- [The data]:

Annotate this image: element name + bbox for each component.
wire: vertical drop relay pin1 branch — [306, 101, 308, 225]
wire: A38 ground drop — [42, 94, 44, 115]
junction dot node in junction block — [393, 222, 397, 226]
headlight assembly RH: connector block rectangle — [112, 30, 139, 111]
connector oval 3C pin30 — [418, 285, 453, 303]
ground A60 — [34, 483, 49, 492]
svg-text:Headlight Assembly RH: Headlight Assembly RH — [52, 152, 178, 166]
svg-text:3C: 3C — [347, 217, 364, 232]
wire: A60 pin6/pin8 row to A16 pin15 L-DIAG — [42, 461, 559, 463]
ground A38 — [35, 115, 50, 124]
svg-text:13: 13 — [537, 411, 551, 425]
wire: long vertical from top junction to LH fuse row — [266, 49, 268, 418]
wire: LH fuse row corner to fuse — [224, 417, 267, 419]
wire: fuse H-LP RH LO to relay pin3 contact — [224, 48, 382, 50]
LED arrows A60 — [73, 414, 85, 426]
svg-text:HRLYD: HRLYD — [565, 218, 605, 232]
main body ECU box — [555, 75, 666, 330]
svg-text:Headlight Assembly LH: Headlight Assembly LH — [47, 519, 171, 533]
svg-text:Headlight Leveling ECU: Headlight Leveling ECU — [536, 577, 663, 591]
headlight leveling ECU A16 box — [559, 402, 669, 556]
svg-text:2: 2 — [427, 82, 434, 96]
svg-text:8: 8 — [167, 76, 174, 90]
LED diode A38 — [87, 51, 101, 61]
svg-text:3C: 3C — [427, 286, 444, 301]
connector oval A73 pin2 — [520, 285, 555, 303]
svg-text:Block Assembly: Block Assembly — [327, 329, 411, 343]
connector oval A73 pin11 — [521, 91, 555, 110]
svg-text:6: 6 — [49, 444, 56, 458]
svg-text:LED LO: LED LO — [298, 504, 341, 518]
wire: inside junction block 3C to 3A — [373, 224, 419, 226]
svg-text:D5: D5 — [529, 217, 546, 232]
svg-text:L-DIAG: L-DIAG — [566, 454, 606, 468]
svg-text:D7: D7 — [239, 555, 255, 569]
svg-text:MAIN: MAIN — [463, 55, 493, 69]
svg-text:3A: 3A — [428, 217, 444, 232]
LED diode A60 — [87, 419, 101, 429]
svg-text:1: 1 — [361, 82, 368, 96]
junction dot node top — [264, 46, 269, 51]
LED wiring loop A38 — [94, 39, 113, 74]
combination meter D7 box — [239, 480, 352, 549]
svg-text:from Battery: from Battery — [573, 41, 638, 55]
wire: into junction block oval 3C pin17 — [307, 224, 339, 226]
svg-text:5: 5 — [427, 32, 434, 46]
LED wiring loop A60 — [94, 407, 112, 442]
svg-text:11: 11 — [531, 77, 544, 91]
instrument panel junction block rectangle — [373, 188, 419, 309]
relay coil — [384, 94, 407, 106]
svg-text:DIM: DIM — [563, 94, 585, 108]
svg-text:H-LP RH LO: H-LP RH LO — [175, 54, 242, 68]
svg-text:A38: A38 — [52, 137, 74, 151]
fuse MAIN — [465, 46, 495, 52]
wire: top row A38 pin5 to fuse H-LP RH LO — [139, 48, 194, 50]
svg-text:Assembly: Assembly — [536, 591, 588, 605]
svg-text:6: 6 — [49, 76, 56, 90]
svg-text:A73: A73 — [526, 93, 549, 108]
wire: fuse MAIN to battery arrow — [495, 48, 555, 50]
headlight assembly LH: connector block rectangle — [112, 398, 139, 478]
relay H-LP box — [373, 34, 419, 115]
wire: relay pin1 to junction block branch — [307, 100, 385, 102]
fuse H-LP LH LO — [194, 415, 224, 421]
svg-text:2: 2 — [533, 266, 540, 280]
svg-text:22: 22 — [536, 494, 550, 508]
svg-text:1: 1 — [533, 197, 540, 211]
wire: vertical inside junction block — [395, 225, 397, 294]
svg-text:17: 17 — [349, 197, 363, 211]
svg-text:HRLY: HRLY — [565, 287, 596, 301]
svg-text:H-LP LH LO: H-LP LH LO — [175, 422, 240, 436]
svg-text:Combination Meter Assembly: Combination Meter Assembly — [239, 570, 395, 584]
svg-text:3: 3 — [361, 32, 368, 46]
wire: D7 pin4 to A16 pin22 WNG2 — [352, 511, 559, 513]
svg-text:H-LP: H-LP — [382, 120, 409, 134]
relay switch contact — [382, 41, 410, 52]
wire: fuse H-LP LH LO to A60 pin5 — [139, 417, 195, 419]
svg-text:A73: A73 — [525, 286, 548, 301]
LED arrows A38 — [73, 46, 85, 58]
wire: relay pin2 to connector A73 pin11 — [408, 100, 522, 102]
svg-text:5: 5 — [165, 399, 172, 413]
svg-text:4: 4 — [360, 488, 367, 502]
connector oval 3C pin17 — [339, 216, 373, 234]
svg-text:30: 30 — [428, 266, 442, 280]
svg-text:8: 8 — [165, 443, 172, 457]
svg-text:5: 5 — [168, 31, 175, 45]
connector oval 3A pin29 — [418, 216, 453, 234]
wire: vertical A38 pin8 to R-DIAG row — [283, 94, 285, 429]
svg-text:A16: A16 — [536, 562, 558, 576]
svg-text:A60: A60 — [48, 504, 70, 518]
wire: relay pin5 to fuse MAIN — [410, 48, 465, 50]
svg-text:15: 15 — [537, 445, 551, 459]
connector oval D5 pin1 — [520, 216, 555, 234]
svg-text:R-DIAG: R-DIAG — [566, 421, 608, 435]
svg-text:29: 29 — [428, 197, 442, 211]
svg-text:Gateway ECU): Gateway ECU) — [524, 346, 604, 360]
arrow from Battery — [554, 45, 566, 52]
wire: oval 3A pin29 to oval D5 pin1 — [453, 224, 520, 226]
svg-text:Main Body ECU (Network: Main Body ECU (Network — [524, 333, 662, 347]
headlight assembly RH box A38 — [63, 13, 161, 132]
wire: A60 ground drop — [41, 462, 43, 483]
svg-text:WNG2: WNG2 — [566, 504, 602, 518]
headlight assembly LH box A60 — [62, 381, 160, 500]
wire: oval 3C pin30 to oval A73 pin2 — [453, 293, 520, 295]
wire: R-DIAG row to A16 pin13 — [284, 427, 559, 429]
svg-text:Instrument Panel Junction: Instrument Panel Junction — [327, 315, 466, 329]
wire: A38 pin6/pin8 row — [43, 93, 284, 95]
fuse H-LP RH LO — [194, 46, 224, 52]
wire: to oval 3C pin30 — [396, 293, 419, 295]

- [Problem to solve]:
Could you reproduce the records word for word, starting at the very first line and ending at the line containing "svg-text:HRLYD: HRLYD — [565, 218, 605, 232]", with both end lines included?

- [Response]:
Annotate this image: element name + bbox for each component.
wire: vertical drop relay pin1 branch — [306, 101, 308, 225]
wire: A38 ground drop — [42, 94, 44, 115]
junction dot node in junction block — [393, 222, 397, 226]
headlight assembly RH: connector block rectangle — [112, 30, 139, 111]
connector oval 3C pin30 — [418, 285, 453, 303]
ground A60 — [34, 483, 49, 492]
svg-text:Headlight Assembly RH: Headlight Assembly RH — [52, 152, 178, 166]
svg-text:3C: 3C — [347, 217, 364, 232]
wire: A60 pin6/pin8 row to A16 pin15 L-DIAG — [42, 461, 559, 463]
ground A38 — [35, 115, 50, 124]
svg-text:13: 13 — [537, 411, 551, 425]
wire: long vertical from top junction to LH fuse row — [266, 49, 268, 418]
wire: LH fuse row corner to fuse — [224, 417, 267, 419]
wire: fuse H-LP RH LO to relay pin3 contact — [224, 48, 382, 50]
LED arrows A60 — [73, 414, 85, 426]
svg-text:HRLYD: HRLYD — [565, 218, 605, 232]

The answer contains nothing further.